(AIM OF THE TASK)
Take the material below and retype it in full; pictures are left out.

□ □ □ □ □ □ □

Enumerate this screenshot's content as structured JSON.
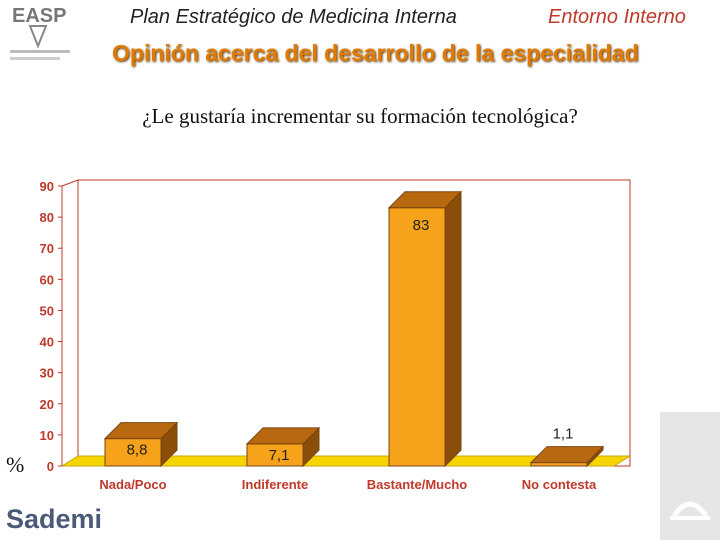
{
  "header": {
    "presentation_title": "Plan Estratégico de Medicina Interna",
    "section": "Entorno Interno",
    "slide_title": "Opinión acerca del desarrollo de la especialidad"
  },
  "logos": {
    "top_left": "EASP",
    "bottom_left": "Sademi",
    "bottom_right": "junta-de-andalucia-logo"
  },
  "chart_data": {
    "type": "bar",
    "title": "¿Le gustaría incrementar su formación tecnológica?",
    "ylabel": "%",
    "categories": [
      "Nada/Poco",
      "Indiferente",
      "Bastante/Mucho",
      "No contesta"
    ],
    "values": [
      8.8,
      7.1,
      83,
      1.1
    ],
    "value_labels": [
      "8,8",
      "7,1",
      "83",
      "1,1"
    ],
    "ylim": [
      0,
      90
    ],
    "yticks": [
      0,
      10,
      20,
      30,
      40,
      50,
      60,
      70,
      80,
      90
    ],
    "grid": false,
    "legend": "none",
    "colors": {
      "bar_front": "#f7a21b",
      "bar_side": "#8a4e0a",
      "bar_top": "#b8690f",
      "bar_outline": "#7a4410",
      "floor": "#f5d400",
      "tick_labels": "#c0392b",
      "plot_border": "#c0392b",
      "value_labels": "#222222"
    }
  }
}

□ □ □ □ □ □ □

(FINAL RESULT)
Enumerate this screenshot's content as structured JSON.
{
  "header": {
    "presentation_title": "Plan Estratégico de Medicina Interna",
    "section": "Entorno Interno",
    "slide_title": "Opinión acerca del desarrollo de la especialidad"
  },
  "logos": {
    "top_left": "EASP",
    "bottom_left": "Sademi",
    "bottom_right": "junta-de-andalucia-logo"
  },
  "chart_data": {
    "type": "bar",
    "title": "¿Le gustaría incrementar su formación tecnológica?",
    "ylabel": "%",
    "categories": [
      "Nada/Poco",
      "Indiferente",
      "Bastante/Mucho",
      "No contesta"
    ],
    "values": [
      8.8,
      7.1,
      83,
      1.1
    ],
    "value_labels": [
      "8,8",
      "7,1",
      "83",
      "1,1"
    ],
    "ylim": [
      0,
      90
    ],
    "yticks": [
      0,
      10,
      20,
      30,
      40,
      50,
      60,
      70,
      80,
      90
    ],
    "grid": false,
    "legend": "none",
    "colors": {
      "bar_front": "#f7a21b",
      "bar_side": "#8a4e0a",
      "bar_top": "#b8690f",
      "bar_outline": "#7a4410",
      "floor": "#f5d400",
      "tick_labels": "#c0392b",
      "plot_border": "#c0392b",
      "value_labels": "#222222"
    }
  }
}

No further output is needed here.